======== Input rows ========

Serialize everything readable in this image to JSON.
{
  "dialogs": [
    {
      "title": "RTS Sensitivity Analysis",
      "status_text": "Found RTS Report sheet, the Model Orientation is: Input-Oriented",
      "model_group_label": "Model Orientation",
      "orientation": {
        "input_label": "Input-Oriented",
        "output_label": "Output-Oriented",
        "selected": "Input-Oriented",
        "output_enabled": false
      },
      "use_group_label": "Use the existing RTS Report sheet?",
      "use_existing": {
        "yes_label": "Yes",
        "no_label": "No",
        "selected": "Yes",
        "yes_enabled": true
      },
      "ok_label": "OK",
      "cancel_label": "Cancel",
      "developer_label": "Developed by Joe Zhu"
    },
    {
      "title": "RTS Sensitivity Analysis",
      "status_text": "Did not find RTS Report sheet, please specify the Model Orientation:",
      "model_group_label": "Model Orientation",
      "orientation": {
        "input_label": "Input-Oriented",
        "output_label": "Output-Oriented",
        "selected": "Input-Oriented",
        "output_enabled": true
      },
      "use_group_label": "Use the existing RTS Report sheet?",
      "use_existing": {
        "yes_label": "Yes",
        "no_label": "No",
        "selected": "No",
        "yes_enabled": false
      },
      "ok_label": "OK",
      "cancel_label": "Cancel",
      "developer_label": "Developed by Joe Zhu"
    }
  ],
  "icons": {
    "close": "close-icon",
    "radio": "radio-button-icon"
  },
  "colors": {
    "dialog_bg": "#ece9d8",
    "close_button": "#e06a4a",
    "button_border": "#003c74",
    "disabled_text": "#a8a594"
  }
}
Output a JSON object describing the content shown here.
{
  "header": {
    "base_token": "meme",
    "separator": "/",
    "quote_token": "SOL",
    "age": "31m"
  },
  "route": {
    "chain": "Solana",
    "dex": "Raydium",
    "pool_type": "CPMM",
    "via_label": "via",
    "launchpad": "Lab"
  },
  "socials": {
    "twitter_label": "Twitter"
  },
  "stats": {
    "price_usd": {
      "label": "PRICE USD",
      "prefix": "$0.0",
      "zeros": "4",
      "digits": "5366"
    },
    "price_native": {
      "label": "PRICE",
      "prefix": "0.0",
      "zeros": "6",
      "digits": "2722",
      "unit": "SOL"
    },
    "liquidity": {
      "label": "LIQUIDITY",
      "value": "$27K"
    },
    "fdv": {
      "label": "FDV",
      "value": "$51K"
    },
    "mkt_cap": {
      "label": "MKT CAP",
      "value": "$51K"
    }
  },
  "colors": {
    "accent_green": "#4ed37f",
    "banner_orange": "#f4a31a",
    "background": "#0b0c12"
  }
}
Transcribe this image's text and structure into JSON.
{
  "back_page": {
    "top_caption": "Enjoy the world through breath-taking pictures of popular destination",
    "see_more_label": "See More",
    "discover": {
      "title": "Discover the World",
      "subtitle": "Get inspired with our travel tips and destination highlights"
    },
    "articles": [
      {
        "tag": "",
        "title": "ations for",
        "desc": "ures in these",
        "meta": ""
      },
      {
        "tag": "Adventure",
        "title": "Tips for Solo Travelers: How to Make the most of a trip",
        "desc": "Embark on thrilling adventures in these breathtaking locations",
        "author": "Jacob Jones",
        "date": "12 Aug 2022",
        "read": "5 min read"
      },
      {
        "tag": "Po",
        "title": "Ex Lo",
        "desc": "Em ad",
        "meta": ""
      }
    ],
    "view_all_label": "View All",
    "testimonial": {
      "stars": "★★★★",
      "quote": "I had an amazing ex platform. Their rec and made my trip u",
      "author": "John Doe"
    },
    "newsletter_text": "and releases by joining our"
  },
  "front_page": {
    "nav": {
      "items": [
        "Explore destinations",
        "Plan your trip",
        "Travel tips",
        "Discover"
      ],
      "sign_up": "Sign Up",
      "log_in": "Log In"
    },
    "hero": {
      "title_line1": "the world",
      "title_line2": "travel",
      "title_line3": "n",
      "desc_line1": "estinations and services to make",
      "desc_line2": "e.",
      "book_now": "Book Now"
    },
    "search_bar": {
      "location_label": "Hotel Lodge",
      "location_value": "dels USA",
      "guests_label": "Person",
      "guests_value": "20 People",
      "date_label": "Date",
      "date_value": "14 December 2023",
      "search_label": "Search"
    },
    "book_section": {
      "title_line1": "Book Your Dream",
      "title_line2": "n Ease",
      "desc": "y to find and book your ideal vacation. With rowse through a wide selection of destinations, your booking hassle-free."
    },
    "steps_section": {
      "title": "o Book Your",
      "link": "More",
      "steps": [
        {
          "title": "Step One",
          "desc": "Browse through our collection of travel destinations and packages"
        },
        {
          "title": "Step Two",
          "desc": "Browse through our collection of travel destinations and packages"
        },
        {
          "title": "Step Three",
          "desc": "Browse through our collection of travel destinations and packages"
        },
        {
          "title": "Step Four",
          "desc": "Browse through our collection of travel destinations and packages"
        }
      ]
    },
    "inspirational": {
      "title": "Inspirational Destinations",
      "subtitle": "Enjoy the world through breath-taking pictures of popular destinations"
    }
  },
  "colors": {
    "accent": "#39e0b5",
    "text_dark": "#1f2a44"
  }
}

========
======== Input rows ========

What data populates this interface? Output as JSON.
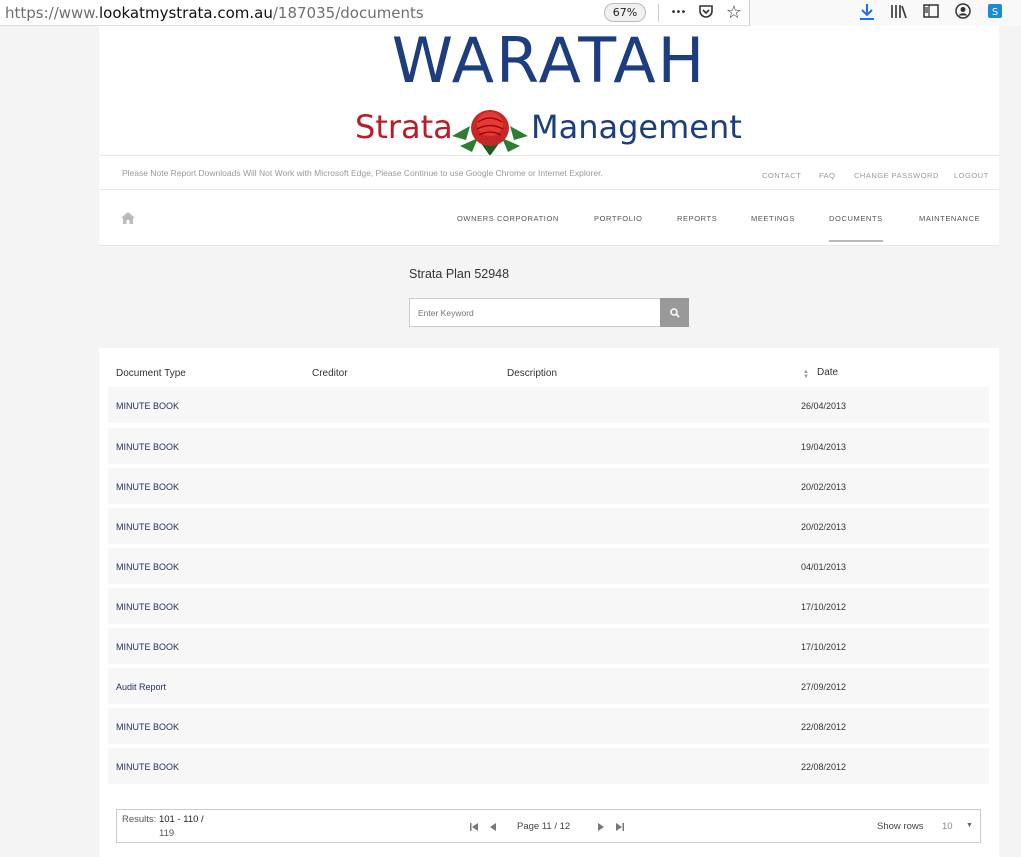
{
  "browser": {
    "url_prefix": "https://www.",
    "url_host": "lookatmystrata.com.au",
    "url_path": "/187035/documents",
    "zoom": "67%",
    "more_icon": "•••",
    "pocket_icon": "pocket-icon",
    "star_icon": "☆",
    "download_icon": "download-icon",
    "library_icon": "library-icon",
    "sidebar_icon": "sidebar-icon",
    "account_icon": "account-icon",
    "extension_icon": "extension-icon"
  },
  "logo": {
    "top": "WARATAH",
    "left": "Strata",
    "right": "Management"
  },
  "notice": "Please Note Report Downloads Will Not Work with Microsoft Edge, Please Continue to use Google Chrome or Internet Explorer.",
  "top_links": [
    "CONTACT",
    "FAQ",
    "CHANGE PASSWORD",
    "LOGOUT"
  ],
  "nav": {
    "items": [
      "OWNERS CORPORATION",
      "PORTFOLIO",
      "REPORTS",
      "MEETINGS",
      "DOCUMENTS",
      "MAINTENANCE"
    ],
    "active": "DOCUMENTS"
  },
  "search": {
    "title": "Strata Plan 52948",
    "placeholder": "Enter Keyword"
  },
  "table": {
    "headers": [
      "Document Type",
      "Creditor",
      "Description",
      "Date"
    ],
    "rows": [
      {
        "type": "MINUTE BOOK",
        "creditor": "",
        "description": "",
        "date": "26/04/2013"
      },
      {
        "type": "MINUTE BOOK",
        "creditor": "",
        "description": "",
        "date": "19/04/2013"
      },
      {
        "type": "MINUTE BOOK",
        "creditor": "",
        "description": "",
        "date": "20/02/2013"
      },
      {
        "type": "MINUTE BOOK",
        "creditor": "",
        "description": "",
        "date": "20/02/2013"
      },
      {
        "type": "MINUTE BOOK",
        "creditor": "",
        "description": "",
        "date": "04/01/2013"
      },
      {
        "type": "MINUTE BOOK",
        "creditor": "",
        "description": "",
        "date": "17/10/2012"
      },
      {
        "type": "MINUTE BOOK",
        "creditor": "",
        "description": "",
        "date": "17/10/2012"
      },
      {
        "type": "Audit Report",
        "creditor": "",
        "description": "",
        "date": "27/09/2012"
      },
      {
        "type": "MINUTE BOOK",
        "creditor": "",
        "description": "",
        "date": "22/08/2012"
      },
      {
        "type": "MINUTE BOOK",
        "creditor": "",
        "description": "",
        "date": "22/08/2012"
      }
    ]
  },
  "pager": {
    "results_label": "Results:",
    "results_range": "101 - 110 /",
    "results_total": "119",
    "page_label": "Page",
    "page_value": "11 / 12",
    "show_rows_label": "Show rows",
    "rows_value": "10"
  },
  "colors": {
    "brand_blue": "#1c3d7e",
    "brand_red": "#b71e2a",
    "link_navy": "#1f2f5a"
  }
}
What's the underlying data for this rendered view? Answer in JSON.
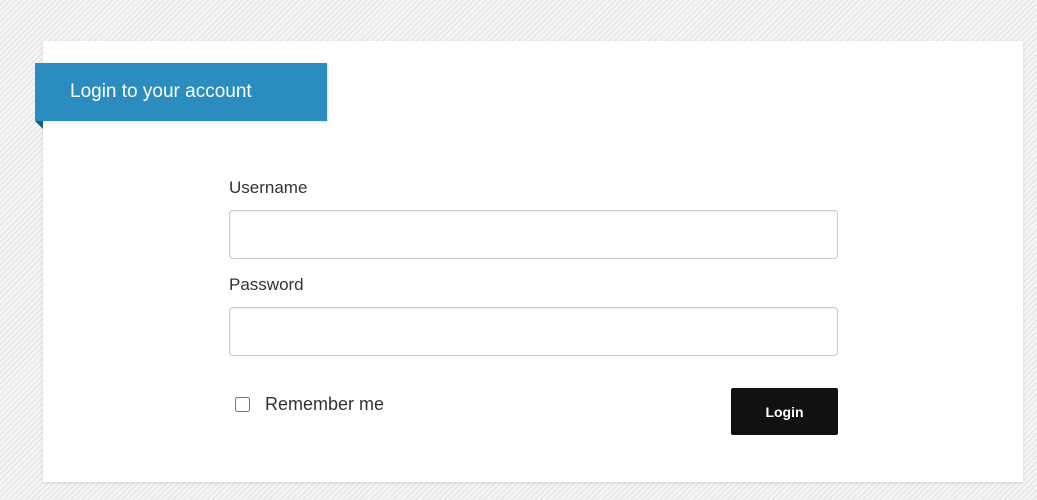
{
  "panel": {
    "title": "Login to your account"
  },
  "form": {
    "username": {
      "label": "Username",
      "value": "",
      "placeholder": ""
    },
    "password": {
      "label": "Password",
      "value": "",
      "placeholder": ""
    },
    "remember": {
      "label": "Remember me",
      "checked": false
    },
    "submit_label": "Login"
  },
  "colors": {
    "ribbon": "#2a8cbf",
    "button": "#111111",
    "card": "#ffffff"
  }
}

========

Problem:
For the entries above, state how many lines contain the word "true". Provide the number by itself.

Correct result:
2